--- start ---

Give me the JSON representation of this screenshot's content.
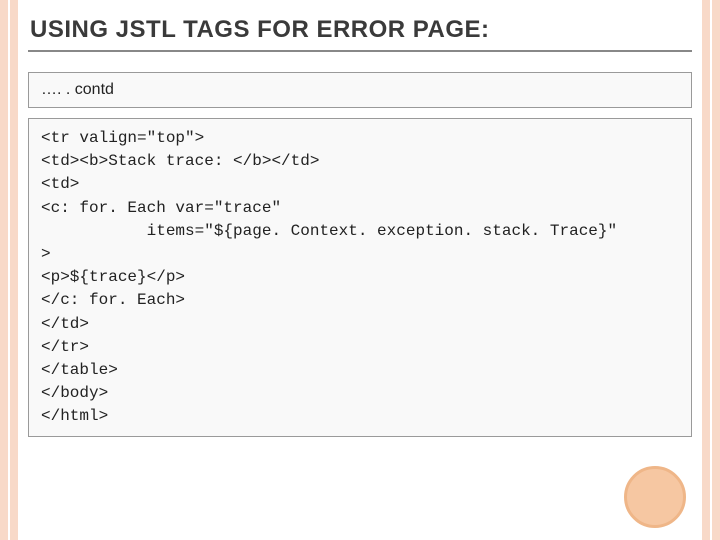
{
  "title": "USING JSTL TAGS FOR ERROR PAGE:",
  "contd_label": "…. . contd",
  "code_lines": [
    "<tr valign=\"top\">",
    "<td><b>Stack trace: </b></td>",
    "<td>",
    "<c: for. Each var=\"trace\"",
    "           items=\"${page. Context. exception. stack. Trace}\"",
    ">",
    "<p>${trace}</p>",
    "</c: for. Each>",
    "</td>",
    "</tr>",
    "</table>",
    "</body>",
    "</html>"
  ]
}
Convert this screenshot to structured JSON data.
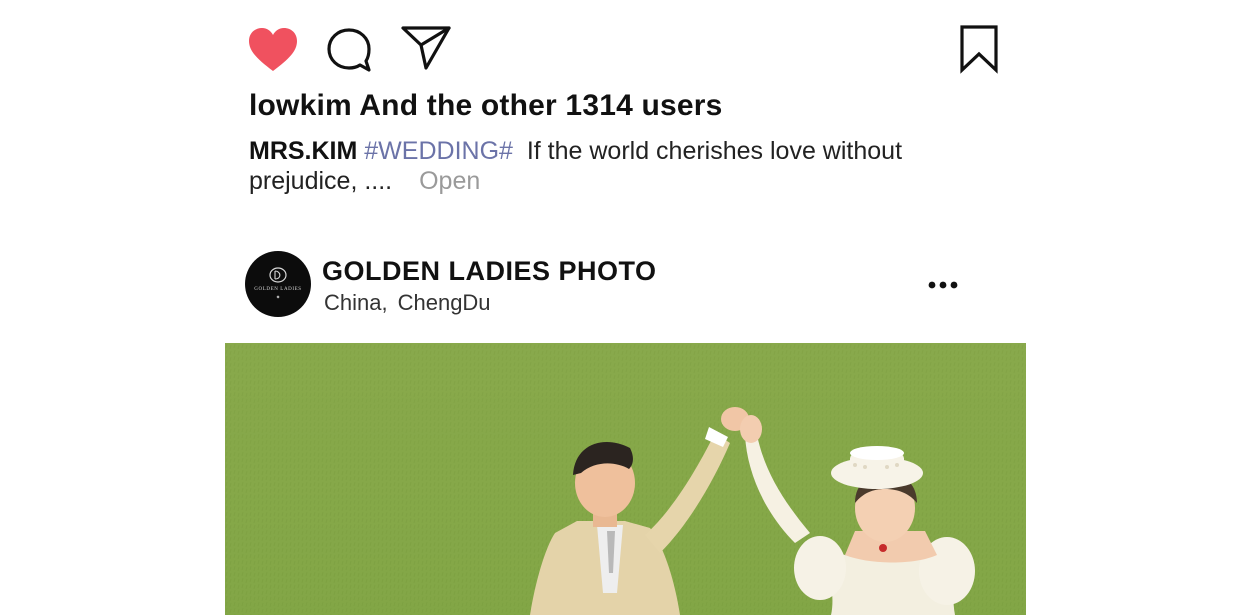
{
  "actions": {
    "like_icon": "heart-filled-icon",
    "comment_icon": "comment-icon",
    "share_icon": "send-icon",
    "bookmark_icon": "bookmark-icon",
    "like_color": "#f0515f"
  },
  "likes_line": "lowkim And the other 1314 users",
  "caption": {
    "author": "MRS.KIM",
    "hashtag": "#WEDDING#",
    "text": "If the world cherishes love without prejudice, ....",
    "open_label": "Open"
  },
  "post_header": {
    "avatar_brand": "GOLDEN LADIES",
    "account_name": "GOLDEN LADIES PHOTO",
    "location_country": "China,",
    "location_city": "ChengDu",
    "more_icon": "more-horizontal-icon"
  },
  "photo": {
    "subject": "couple-dancing-on-grass",
    "accent_grass": "#86a849"
  }
}
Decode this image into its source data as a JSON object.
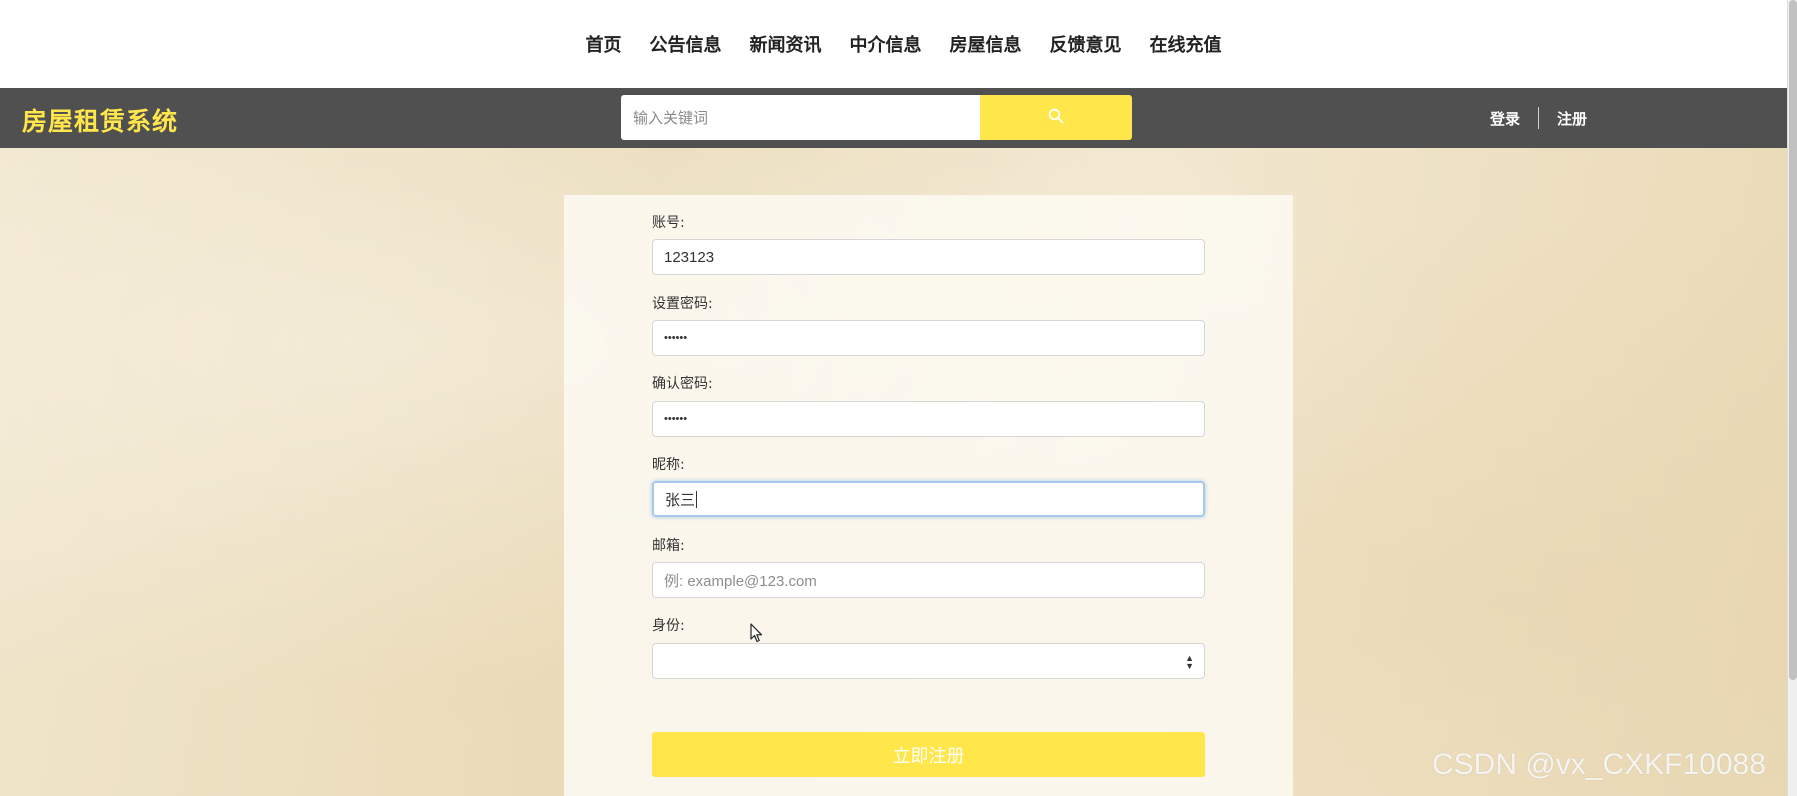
{
  "nav": {
    "items": [
      "首页",
      "公告信息",
      "新闻资讯",
      "中介信息",
      "房屋信息",
      "反馈意见",
      "在线充值"
    ]
  },
  "header": {
    "brand": "房屋租赁系统",
    "search_placeholder": "输入关键词",
    "login": "登录",
    "register": "注册"
  },
  "form": {
    "account_label": "账号:",
    "account_value": "123123",
    "password_label": "设置密码:",
    "password_value": "••••••",
    "confirm_label": "确认密码:",
    "confirm_value": "••••••",
    "nickname_label": "昵称:",
    "nickname_value": "张三",
    "email_label": "邮箱:",
    "email_placeholder": "例: example@123.com",
    "role_label": "身份:",
    "role_value": "",
    "submit_label": "立即注册"
  },
  "watermark": "CSDN @vx_CXKF10088",
  "colors": {
    "accent": "#ffe64a",
    "header_bg": "#505050",
    "focus_border": "#a9c8ee"
  }
}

--- end ---

Copy all the lines of data exactly as they appear, dropping any images.

Give me the JSON representation of this screenshot's content.
{
  "title": "USING JSTL TAGS FOR ERROR PAGE:",
  "contd_label": "…. . contd",
  "code_lines": [
    "<tr valign=\"top\">",
    "<td><b>Stack trace: </b></td>",
    "<td>",
    "<c: for. Each var=\"trace\"",
    "           items=\"${page. Context. exception. stack. Trace}\"",
    ">",
    "<p>${trace}</p>",
    "</c: for. Each>",
    "</td>",
    "</tr>",
    "</table>",
    "</body>",
    "</html>"
  ]
}
Convert this screenshot to structured JSON data.
{
  "actions": {
    "like_icon": "heart-filled-icon",
    "comment_icon": "comment-icon",
    "share_icon": "send-icon",
    "bookmark_icon": "bookmark-icon",
    "like_color": "#f0515f"
  },
  "likes_line": "lowkim And the other 1314 users",
  "caption": {
    "author": "MRS.KIM",
    "hashtag": "#WEDDING#",
    "text": "If the world cherishes love without prejudice, ....",
    "open_label": "Open"
  },
  "post_header": {
    "avatar_brand": "GOLDEN LADIES",
    "account_name": "GOLDEN LADIES PHOTO",
    "location_country": "China,",
    "location_city": "ChengDu",
    "more_icon": "more-horizontal-icon"
  },
  "photo": {
    "subject": "couple-dancing-on-grass",
    "accent_grass": "#86a849"
  }
}
Decode this image into its source data as a JSON object.
{
  "nav": {
    "items": [
      "首页",
      "公告信息",
      "新闻资讯",
      "中介信息",
      "房屋信息",
      "反馈意见",
      "在线充值"
    ]
  },
  "header": {
    "brand": "房屋租赁系统",
    "search_placeholder": "输入关键词",
    "login": "登录",
    "register": "注册"
  },
  "form": {
    "account_label": "账号:",
    "account_value": "123123",
    "password_label": "设置密码:",
    "password_value": "••••••",
    "confirm_label": "确认密码:",
    "confirm_value": "••••••",
    "nickname_label": "昵称:",
    "nickname_value": "张三",
    "email_label": "邮箱:",
    "email_placeholder": "例: example@123.com",
    "role_label": "身份:",
    "role_value": "",
    "submit_label": "立即注册"
  },
  "watermark": "CSDN @vx_CXKF10088",
  "colors": {
    "accent": "#ffe64a",
    "header_bg": "#505050",
    "focus_border": "#a9c8ee"
  }
}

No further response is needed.